Stored data entries
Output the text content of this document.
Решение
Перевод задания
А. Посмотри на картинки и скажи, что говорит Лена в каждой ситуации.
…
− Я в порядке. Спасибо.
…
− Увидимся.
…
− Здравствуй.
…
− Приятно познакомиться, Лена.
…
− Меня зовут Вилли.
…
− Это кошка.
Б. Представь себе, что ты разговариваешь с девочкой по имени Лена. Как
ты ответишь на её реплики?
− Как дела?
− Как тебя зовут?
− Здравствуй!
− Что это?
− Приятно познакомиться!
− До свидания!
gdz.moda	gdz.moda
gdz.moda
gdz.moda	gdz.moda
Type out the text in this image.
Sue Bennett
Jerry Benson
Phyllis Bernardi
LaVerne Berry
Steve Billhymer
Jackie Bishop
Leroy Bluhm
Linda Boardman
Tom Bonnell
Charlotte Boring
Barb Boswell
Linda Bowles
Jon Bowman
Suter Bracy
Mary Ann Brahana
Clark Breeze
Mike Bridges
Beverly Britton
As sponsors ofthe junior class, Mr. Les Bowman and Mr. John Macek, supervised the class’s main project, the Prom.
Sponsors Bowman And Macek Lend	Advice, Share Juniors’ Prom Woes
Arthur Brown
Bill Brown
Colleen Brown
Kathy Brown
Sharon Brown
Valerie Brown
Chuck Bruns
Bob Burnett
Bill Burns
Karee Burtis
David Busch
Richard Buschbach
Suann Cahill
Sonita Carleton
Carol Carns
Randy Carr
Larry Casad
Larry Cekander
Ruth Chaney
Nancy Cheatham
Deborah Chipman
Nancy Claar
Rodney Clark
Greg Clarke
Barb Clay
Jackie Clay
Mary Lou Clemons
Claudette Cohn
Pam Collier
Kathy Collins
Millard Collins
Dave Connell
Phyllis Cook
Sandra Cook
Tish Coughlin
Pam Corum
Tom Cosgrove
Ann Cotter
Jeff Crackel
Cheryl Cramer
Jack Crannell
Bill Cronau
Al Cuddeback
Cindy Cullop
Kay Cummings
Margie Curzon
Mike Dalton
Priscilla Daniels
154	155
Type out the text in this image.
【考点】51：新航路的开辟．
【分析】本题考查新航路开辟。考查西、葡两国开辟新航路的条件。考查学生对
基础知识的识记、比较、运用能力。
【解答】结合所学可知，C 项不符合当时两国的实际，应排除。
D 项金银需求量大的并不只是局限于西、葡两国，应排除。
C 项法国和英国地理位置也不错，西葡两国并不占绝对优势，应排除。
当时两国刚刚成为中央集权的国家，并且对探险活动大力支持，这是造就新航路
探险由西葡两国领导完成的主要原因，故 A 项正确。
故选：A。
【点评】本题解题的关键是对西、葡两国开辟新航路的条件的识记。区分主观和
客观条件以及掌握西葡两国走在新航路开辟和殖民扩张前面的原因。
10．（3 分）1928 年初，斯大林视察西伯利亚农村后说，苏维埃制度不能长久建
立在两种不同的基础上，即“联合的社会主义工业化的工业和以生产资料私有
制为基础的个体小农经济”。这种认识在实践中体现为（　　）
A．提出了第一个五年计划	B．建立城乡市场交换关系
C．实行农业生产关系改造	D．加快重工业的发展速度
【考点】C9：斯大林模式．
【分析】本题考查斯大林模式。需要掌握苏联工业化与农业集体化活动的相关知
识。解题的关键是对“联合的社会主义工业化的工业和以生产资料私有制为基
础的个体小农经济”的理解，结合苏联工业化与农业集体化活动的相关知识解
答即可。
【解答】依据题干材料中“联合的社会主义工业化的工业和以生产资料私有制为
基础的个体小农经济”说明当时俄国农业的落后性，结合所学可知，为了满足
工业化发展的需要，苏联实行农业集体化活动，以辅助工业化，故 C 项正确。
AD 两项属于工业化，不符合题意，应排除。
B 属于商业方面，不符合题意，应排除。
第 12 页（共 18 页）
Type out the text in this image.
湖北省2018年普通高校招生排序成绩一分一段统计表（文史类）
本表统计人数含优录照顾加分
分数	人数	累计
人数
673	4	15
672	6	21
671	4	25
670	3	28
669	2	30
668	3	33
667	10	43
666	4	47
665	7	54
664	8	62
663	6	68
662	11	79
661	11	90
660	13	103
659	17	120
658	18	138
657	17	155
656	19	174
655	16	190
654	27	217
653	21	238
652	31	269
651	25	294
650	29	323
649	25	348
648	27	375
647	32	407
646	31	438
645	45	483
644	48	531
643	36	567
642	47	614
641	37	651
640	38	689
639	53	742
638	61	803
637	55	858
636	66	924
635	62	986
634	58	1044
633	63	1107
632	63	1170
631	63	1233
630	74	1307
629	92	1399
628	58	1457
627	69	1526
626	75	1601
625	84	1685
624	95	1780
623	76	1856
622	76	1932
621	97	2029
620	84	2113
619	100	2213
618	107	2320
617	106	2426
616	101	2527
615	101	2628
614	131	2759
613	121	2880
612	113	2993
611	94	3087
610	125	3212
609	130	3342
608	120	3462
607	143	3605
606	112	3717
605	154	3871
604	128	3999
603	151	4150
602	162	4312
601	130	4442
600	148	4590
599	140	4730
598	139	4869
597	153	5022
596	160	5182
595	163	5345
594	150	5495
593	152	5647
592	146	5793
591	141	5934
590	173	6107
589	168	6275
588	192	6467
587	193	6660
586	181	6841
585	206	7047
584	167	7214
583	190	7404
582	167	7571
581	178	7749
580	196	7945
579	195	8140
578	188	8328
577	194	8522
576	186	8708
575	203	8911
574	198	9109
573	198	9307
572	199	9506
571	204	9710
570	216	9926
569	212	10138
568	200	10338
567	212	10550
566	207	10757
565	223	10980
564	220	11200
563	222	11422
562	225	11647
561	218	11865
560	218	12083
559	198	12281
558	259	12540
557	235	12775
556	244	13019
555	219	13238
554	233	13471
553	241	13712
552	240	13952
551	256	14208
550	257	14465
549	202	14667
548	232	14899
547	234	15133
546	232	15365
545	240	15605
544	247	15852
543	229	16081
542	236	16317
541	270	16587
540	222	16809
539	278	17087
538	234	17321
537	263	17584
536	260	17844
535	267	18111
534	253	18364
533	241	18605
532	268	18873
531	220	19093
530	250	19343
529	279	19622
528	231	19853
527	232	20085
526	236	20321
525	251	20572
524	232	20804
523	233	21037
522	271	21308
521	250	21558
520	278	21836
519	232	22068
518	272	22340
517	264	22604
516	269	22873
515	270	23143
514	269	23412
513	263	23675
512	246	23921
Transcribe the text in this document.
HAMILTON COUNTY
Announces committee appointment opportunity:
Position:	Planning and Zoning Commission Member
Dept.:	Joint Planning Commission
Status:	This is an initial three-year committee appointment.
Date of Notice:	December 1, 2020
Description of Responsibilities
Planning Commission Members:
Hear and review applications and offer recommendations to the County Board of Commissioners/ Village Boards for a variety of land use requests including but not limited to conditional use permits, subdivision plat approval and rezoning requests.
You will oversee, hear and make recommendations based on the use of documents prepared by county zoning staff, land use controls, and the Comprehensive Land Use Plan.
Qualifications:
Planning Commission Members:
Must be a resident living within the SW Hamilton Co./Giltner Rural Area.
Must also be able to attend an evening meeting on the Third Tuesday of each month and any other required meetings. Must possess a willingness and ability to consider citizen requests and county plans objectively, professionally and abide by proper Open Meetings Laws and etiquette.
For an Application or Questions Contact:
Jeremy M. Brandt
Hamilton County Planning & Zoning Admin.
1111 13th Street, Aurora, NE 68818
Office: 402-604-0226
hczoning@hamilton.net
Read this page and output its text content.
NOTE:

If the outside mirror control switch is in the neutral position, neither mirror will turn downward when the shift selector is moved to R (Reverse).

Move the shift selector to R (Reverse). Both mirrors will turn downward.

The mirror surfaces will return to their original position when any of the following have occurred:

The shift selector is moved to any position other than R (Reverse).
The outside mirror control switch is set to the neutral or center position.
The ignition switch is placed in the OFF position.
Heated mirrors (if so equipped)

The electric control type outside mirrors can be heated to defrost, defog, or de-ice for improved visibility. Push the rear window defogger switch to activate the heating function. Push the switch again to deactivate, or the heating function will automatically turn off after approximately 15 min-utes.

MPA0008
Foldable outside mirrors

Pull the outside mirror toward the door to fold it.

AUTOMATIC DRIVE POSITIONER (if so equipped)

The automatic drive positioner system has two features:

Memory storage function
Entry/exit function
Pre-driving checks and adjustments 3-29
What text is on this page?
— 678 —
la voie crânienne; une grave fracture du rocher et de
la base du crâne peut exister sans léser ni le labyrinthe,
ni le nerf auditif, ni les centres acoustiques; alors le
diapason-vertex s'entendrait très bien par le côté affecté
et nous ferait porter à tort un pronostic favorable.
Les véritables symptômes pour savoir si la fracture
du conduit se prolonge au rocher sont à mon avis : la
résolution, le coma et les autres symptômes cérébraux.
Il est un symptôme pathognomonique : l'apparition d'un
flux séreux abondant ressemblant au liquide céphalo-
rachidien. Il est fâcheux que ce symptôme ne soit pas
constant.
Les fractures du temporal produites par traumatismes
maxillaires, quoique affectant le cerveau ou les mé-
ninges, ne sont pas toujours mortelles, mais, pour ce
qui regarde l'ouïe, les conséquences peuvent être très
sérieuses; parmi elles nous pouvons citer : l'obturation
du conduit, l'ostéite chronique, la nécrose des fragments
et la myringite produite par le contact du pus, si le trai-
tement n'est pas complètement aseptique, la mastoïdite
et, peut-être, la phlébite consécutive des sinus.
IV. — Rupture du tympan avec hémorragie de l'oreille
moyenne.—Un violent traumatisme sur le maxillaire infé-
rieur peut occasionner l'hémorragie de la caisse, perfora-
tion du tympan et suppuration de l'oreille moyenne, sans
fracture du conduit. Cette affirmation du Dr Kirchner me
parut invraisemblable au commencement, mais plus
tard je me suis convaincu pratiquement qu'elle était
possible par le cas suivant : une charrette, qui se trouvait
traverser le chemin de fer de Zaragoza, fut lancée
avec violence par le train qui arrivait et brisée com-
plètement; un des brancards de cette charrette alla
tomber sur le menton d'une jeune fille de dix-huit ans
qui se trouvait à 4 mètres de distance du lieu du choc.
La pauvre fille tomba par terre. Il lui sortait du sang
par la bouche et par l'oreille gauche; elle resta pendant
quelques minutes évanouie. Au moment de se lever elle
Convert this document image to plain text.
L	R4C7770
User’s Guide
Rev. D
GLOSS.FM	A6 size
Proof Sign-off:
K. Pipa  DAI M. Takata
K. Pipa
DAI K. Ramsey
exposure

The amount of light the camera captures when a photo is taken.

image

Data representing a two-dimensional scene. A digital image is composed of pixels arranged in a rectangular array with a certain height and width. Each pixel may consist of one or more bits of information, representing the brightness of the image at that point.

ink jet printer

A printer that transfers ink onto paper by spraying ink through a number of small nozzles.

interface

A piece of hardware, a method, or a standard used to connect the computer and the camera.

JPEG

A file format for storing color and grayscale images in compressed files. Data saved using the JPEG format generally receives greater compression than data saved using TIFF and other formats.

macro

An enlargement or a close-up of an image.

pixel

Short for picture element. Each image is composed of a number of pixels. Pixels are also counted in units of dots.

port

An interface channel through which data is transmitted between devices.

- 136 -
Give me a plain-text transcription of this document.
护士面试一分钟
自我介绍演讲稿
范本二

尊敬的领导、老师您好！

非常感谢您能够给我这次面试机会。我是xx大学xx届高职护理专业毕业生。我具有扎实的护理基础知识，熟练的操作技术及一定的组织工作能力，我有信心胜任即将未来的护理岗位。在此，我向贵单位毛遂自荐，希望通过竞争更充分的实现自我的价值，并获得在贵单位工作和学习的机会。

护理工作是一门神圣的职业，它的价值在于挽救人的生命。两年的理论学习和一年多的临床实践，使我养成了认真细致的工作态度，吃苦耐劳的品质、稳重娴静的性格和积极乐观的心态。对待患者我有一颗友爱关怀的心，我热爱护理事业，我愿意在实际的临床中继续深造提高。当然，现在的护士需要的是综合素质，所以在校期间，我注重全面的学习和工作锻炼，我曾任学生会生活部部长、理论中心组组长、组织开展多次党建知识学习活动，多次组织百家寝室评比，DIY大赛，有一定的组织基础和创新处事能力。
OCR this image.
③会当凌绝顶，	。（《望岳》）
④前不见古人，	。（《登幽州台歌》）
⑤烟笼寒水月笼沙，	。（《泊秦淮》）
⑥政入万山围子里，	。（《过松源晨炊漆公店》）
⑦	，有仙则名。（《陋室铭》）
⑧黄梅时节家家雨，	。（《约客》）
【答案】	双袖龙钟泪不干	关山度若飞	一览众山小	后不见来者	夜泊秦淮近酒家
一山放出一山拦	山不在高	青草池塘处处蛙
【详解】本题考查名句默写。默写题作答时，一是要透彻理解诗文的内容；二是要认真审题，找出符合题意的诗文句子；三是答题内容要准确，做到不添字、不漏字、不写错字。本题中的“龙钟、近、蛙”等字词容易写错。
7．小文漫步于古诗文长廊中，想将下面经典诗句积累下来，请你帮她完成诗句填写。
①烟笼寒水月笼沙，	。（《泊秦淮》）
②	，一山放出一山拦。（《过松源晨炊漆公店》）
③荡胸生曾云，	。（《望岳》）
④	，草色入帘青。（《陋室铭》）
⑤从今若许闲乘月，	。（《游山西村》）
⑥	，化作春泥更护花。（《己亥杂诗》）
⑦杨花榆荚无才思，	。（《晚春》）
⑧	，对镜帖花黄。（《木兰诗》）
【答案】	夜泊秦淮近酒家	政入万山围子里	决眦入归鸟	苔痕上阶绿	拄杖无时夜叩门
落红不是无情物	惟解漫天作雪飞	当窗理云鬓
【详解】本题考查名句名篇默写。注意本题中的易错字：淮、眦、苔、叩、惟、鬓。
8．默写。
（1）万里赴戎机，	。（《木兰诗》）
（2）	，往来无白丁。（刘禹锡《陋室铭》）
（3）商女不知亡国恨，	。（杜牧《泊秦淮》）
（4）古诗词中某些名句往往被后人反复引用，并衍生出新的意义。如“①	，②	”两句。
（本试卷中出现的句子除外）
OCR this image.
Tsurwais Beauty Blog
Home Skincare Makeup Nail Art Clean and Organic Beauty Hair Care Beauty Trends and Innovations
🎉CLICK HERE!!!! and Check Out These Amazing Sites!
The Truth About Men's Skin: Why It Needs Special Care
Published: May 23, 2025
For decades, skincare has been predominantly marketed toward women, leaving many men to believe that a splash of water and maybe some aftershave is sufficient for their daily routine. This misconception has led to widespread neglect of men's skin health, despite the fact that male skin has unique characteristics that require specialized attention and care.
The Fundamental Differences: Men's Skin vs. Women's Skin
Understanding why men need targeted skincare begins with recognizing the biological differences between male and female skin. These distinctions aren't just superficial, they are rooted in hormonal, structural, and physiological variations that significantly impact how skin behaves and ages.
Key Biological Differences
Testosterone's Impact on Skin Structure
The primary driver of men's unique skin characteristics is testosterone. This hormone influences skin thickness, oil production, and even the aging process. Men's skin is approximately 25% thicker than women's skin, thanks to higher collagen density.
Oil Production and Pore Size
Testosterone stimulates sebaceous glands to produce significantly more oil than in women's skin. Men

Directions ▸ Report how many lines of the records above contain the word "très", giving only the number.

Answer to this exercise ▸ 2